# CHALLENGE:
Search the records for "Entorno". Copy every line where it appears.

# Part of a data file:
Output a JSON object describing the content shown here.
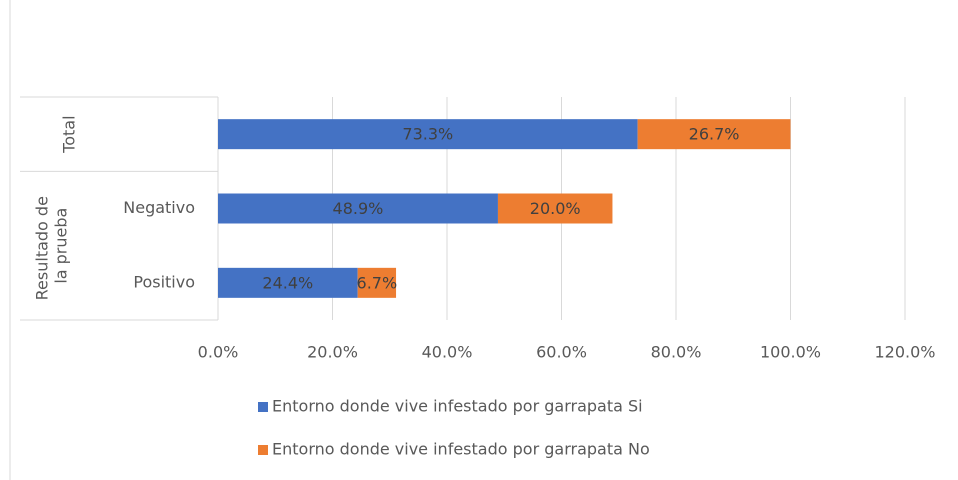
{
  "chart_data": {
    "type": "stacked_bar_horizontal",
    "groups": [
      {
        "name": "Total",
        "size": 1
      },
      {
        "name": "Resultado de la prueba",
        "size": 2
      }
    ],
    "categories": [
      null,
      "Negativo",
      "Positivo"
    ],
    "series": [
      {
        "name": "Entorno donde vive infestado por garrapata Si",
        "color": "#4472c4",
        "values": [
          73.3,
          48.9,
          24.4
        ],
        "value_labels": [
          "73.3%",
          "48.9%",
          "24.4%"
        ]
      },
      {
        "name": "Entorno donde vive infestado por garrapata No",
        "color": "#ed7d31",
        "values": [
          26.7,
          20.0,
          6.7
        ],
        "value_labels": [
          "26.7%",
          "20.0%",
          "6.7%"
        ]
      }
    ],
    "xlim": [
      0,
      120
    ],
    "xticks": [
      {
        "value": 0,
        "label": "0.0%"
      },
      {
        "value": 20,
        "label": "20.0%"
      },
      {
        "value": 40,
        "label": "40.0%"
      },
      {
        "value": 60,
        "label": "60.0%"
      },
      {
        "value": 80,
        "label": "80.0%"
      },
      {
        "value": 100,
        "label": "100.0%"
      },
      {
        "value": 120,
        "label": "120.0%"
      }
    ],
    "grid": true,
    "legend": "bottom"
  }
}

# TASK RESPONSE:
        "name": "Entorno donde vive infestado por garrapata Si",
        "name": "Entorno donde vive infestado por garrapata No",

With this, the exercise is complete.